___ Listing ___
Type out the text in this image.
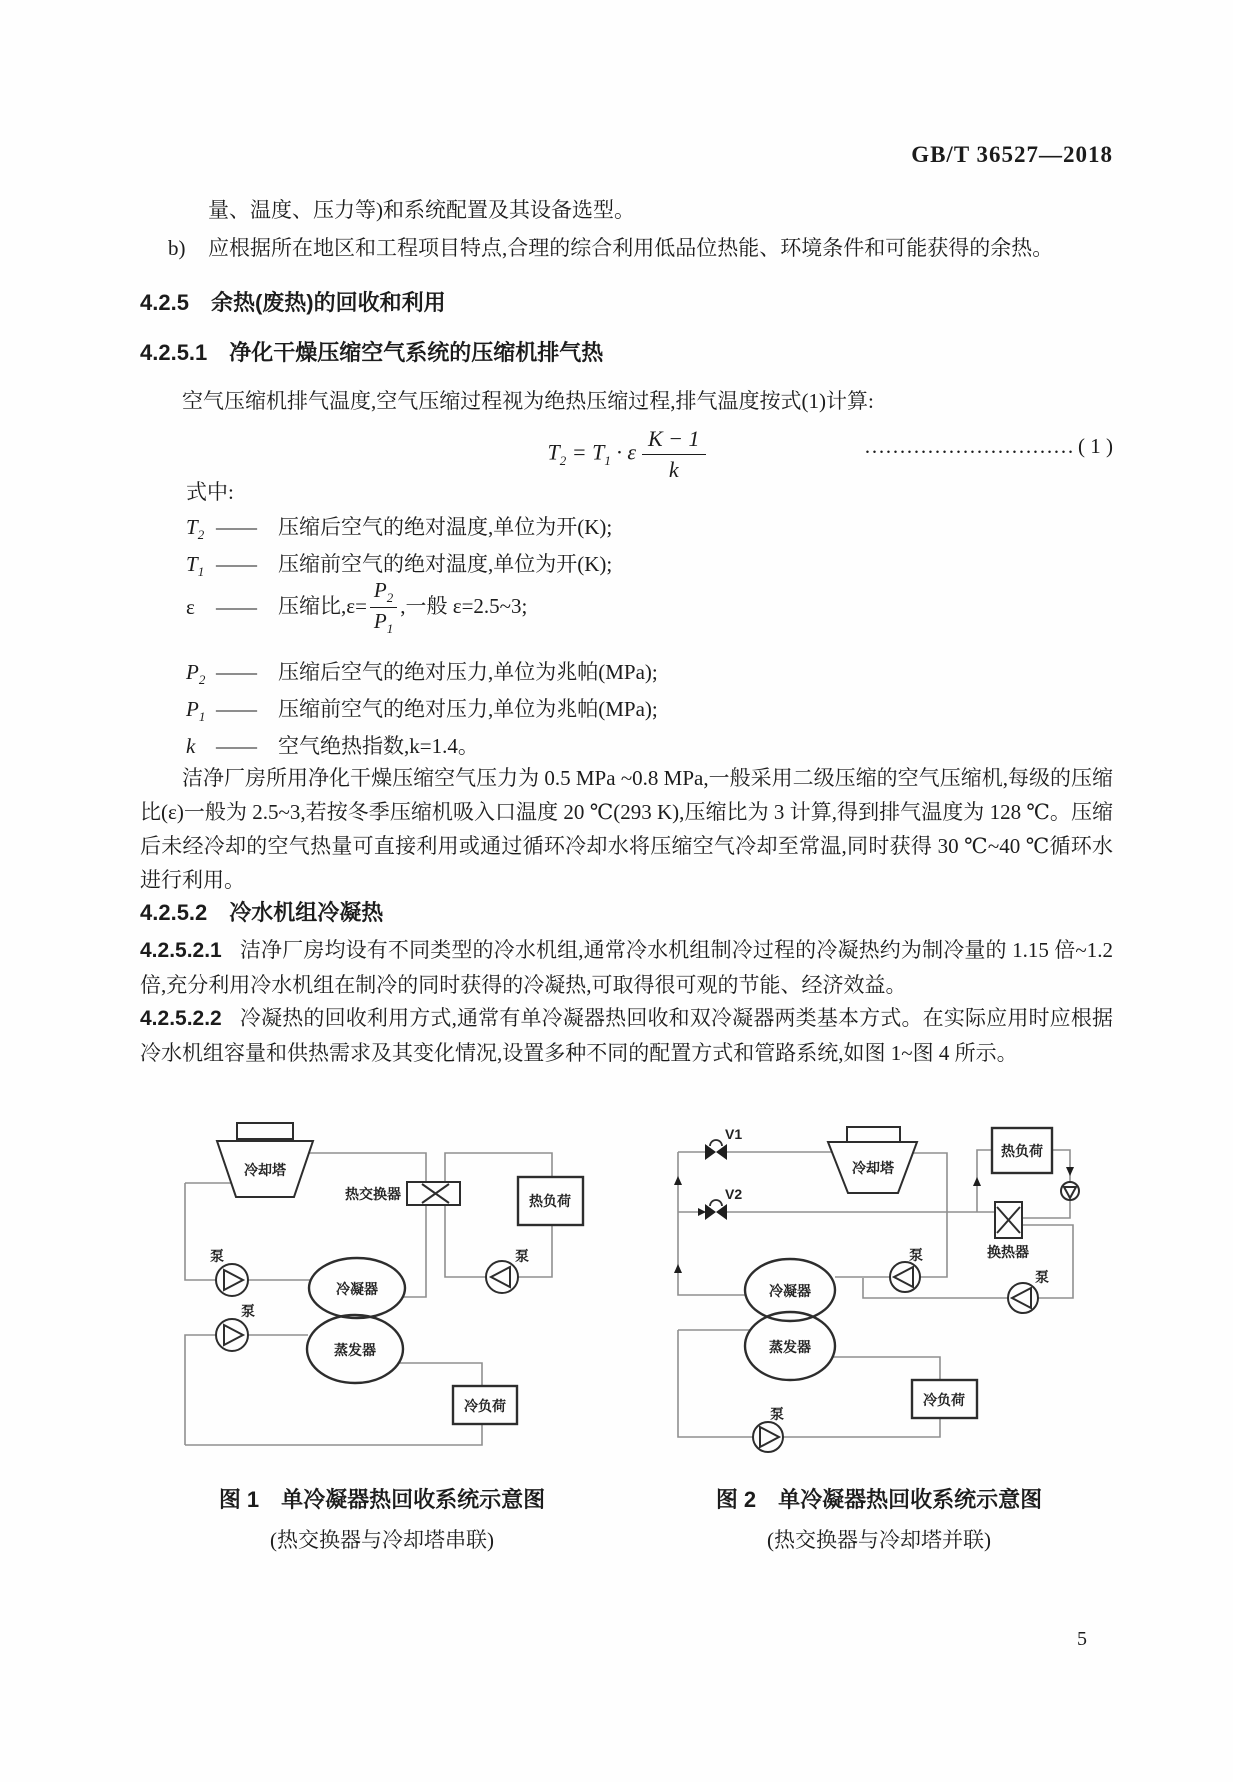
GB/T 36527—2018
量、温度、压力等)和系统配置及其设备选型。
b) 应根据所在地区和工程项目特点,合理的综合利用低品位热能、环境条件和可能获得的余热。
4.2.5 余热(废热)的回收和利用
4.2.5.1 净化干燥压缩空气系统的压缩机排气热
空气压缩机排气温度,空气压缩过程视为绝热压缩过程,排气温度按式(1)计算:
$T_2 = T_1 \cdot \varepsilon \frac{K - 1}{k}$	………………………… ( 1 )
式中:
$T_2$ —— 压缩后空气的绝对温度,单位为开(K);
$T_1$ —— 压缩前空气的绝对温度,单位为开(K);
ε —— 压缩比$,\varepsilon= \frac{P_2}{P_1}$ ,一般 ε=2.5~3;
$P_2$ —— 压缩后空气的绝对压力,单位为兆帕(MPa);
$P_1$ —— 压缩前空气的绝对压力,单位为兆帕(MPa);
k —— 空气绝热指数,k=1.4。
洁净厂房所用净化干燥压缩空气压力为 0.5 MPa ~0.8 MPa,一般采用二级压缩的空气压缩机,每级的压缩比(ε)一般为 2.5~3,若按冬季压缩机吸入口温度 20 ℃(293 K),压缩比为 3 计算,得到排气温度为 128 ℃。压缩后未经冷却的空气热量可直接利用或通过循环冷却水将压缩空气冷却至常温,同时获得 30 ℃~40 ℃循环水进行利用。
4.2.5.2 冷水机组冷凝热
4.2.5.2.1 洁净厂房均设有不同类型的冷水机组,通常冷水机组制冷过程的冷凝热约为制冷量的 1.15 倍~1.2 倍,充分利用冷水机组在制冷的同时获得的冷凝热,可取得很可观的节能、经济效益。
4.2.5.2.2 冷凝热的回收利用方式,通常有单冷凝器热回收和双冷凝器两类基本方式。在实际应用时应根据冷水机组容量和供热需求及其变化情况,设置多种不同的配置方式和管路系统,如图 1~图 4 所示。
冷却塔
热交换器	热负荷
泵
泵
泵
冷凝器
蒸发器
冷负荷
V1
V2
冷却塔
热负荷
换热器
泵
泵
泵
冷凝器
蒸发器
冷负荷
图 1　单冷凝器热回收系统示意图
(热交换器与冷却塔串联)
图 2　单冷凝器热回收系统示意图
(热交换器与冷却塔并联)
5
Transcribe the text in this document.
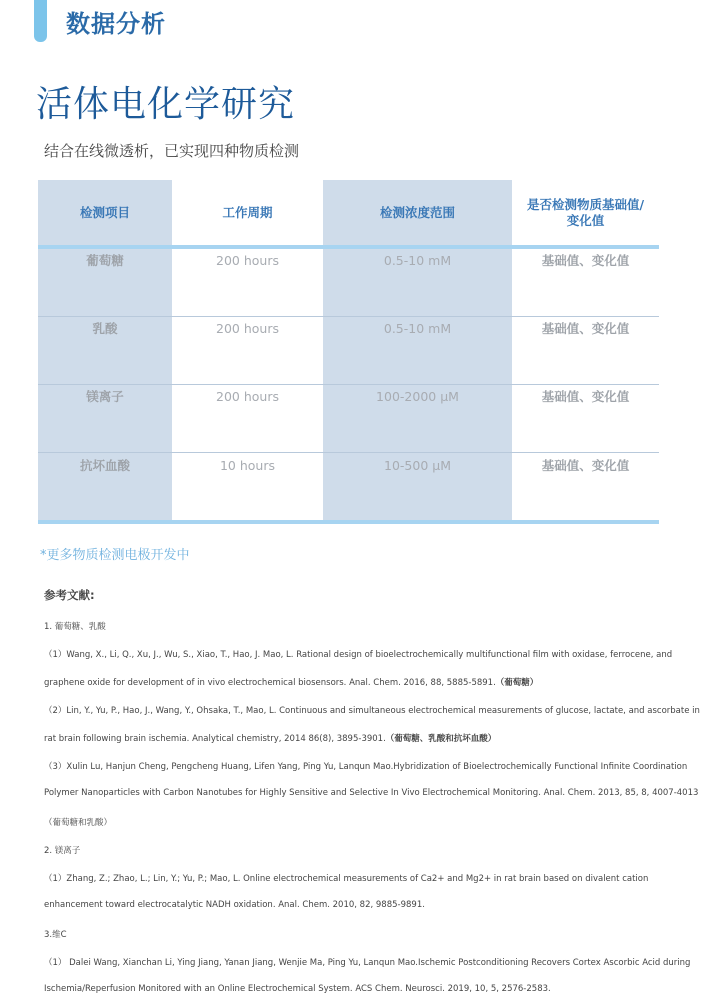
数据分析
活体电化学研究
结合在线微透析，已实现四种物质检测
检测项目	工作周期	检测浓度范围
是否检测物质基础值/
变化值
葡萄糖	200 hours	0.5-10 mM	基础值、变化值
乳酸	200 hours	0.5-10 mM	基础值、变化值
镁离子	200 hours	100-2000 μM	基础值、变化值
抗坏血酸	10 hours	10-500 μM	基础值、变化值
*更多物质检测电极开发中
参考文献:
1. 葡萄糖、乳酸
（1）Wang, X., Li, Q., Xu, J., Wu, S., Xiao, T., Hao, J. Mao, L. Rational design of bioelectrochemically multifunctional film with oxidase, ferrocene, and
graphene oxide for development of in vivo electrochemical biosensors. Anal. Chem. 2016, 88, 5885-5891.（葡萄糖）
（2）Lin, Y., Yu, P., Hao, J., Wang, Y., Ohsaka, T., Mao, L. Continuous and simultaneous electrochemical measurements of glucose, lactate, and ascorbate in
rat brain following brain ischemia. Analytical chemistry, 2014 86(8), 3895-3901.（葡萄糖、乳酸和抗坏血酸）
（3）Xulin Lu, Hanjun Cheng, Pengcheng Huang, Lifen Yang, Ping Yu, Lanqun Mao.Hybridization of Bioelectrochemically Functional Infinite Coordination
Polymer Nanoparticles with Carbon Nanotubes for Highly Sensitive and Selective In Vivo Electrochemical Monitoring. Anal. Chem. 2013, 85, 8, 4007-4013
（葡萄糖和乳酸）
2. 镁离子
（1）Zhang, Z.; Zhao, L.; Lin, Y.; Yu, P.; Mao, L. Online electrochemical measurements of Ca2+ and Mg2+ in rat brain based on divalent cation
enhancement toward electrocatalytic NADH oxidation. Anal. Chem. 2010, 82, 9885-9891.
3.维C
（1） Dalei Wang, Xianchan Li, Ying Jiang, Yanan Jiang, Wenjie Ma, Ping Yu, Lanqun Mao.Ischemic Postconditioning Recovers Cortex Ascorbic Acid during
Ischemia/Reperfusion Monitored with an Online Electrochemical System. ACS Chem. Neurosci. 2019, 10, 5, 2576-2583.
___
### What the exercise asks
Leave out the pictures and copy the rest of the material above exactly.

### Result of this exercise
Type out the text in this image.
GB/T 36527—2018
量、温度、压力等)和系统配置及其设备选型。
b) 应根据所在地区和工程项目特点,合理的综合利用低品位热能、环境条件和可能获得的余热。
4.2.5 余热(废热)的回收和利用
4.2.5.1 净化干燥压缩空气系统的压缩机排气热
空气压缩机排气温度,空气压缩过程视为绝热压缩过程,排气温度按式(1)计算:
$T_2 = T_1 \cdot \varepsilon \frac{K - 1}{k}$	………………………… ( 1 )
式中:
$T_2$ —— 压缩后空气的绝对温度,单位为开(K);
$T_1$ —— 压缩前空气的绝对温度,单位为开(K);
ε —— 压缩比$,\varepsilon= \frac{P_2}{P_1}$ ,一般 ε=2.5~3;
$P_2$ —— 压缩后空气的绝对压力,单位为兆帕(MPa);
$P_1$ —— 压缩前空气的绝对压力,单位为兆帕(MPa);
k —— 空气绝热指数,k=1.4。
洁净厂房所用净化干燥压缩空气压力为 0.5 MPa ~0.8 MPa,一般采用二级压缩的空气压缩机,每级的压缩比(ε)一般为 2.5~3,若按冬季压缩机吸入口温度 20 ℃(293 K),压缩比为 3 计算,得到排气温度为 128 ℃。压缩后未经冷却的空气热量可直接利用或通过循环冷却水将压缩空气冷却至常温,同时获得 30 ℃~40 ℃循环水进行利用。
4.2.5.2 冷水机组冷凝热
4.2.5.2.1 洁净厂房均设有不同类型的冷水机组,通常冷水机组制冷过程的冷凝热约为制冷量的 1.15 倍~1.2 倍,充分利用冷水机组在制冷的同时获得的冷凝热,可取得很可观的节能、经济效益。
4.2.5.2.2 冷凝热的回收利用方式,通常有单冷凝器热回收和双冷凝器两类基本方式。在实际应用时应根据冷水机组容量和供热需求及其变化情况,设置多种不同的配置方式和管路系统,如图 1~图 4 所示。
冷却塔
热交换器	热负荷
泵
泵
泵
冷凝器
蒸发器
冷负荷
V1
V2
冷却塔
热负荷
换热器
泵
泵
泵
冷凝器
蒸发器
冷负荷
图 1　单冷凝器热回收系统示意图
(热交换器与冷却塔串联)
图 2　单冷凝器热回收系统示意图
(热交换器与冷却塔并联)
5
Transcribe the text in this document.
数据分析
活体电化学研究
结合在线微透析，已实现四种物质检测
检测项目	工作周期	检测浓度范围
是否检测物质基础值/
变化值
葡萄糖	200 hours	0.5-10 mM	基础值、变化值
乳酸	200 hours	0.5-10 mM	基础值、变化值
镁离子	200 hours	100-2000 μM	基础值、变化值
抗坏血酸	10 hours	10-500 μM	基础值、变化值
*更多物质检测电极开发中
参考文献:
1. 葡萄糖、乳酸
（1）Wang, X., Li, Q., Xu, J., Wu, S., Xiao, T., Hao, J. Mao, L. Rational design of bioelectrochemically multifunctional film with oxidase, ferrocene, and
graphene oxide for development of in vivo electrochemical biosensors. Anal. Chem. 2016, 88, 5885-5891.（葡萄糖）
（2）Lin, Y., Yu, P., Hao, J., Wang, Y., Ohsaka, T., Mao, L. Continuous and simultaneous electrochemical measurements of glucose, lactate, and ascorbate in
rat brain following brain ischemia. Analytical chemistry, 2014 86(8), 3895-3901.（葡萄糖、乳酸和抗坏血酸）
（3）Xulin Lu, Hanjun Cheng, Pengcheng Huang, Lifen Yang, Ping Yu, Lanqun Mao.Hybridization of Bioelectrochemically Functional Infinite Coordination
Polymer Nanoparticles with Carbon Nanotubes for Highly Sensitive and Selective In Vivo Electrochemical Monitoring. Anal. Chem. 2013, 85, 8, 4007-4013
（葡萄糖和乳酸）
2. 镁离子
（1）Zhang, Z.; Zhao, L.; Lin, Y.; Yu, P.; Mao, L. Online electrochemical measurements of Ca2+ and Mg2+ in rat brain based on divalent cation
enhancement toward electrocatalytic NADH oxidation. Anal. Chem. 2010, 82, 9885-9891.
3.维C
（1） Dalei Wang, Xianchan Li, Ying Jiang, Yanan Jiang, Wenjie Ma, Ping Yu, Lanqun Mao.Ischemic Postconditioning Recovers Cortex Ascorbic Acid during
Ischemia/Reperfusion Monitored with an Online Electrochemical System. ACS Chem. Neurosci. 2019, 10, 5, 2576-2583.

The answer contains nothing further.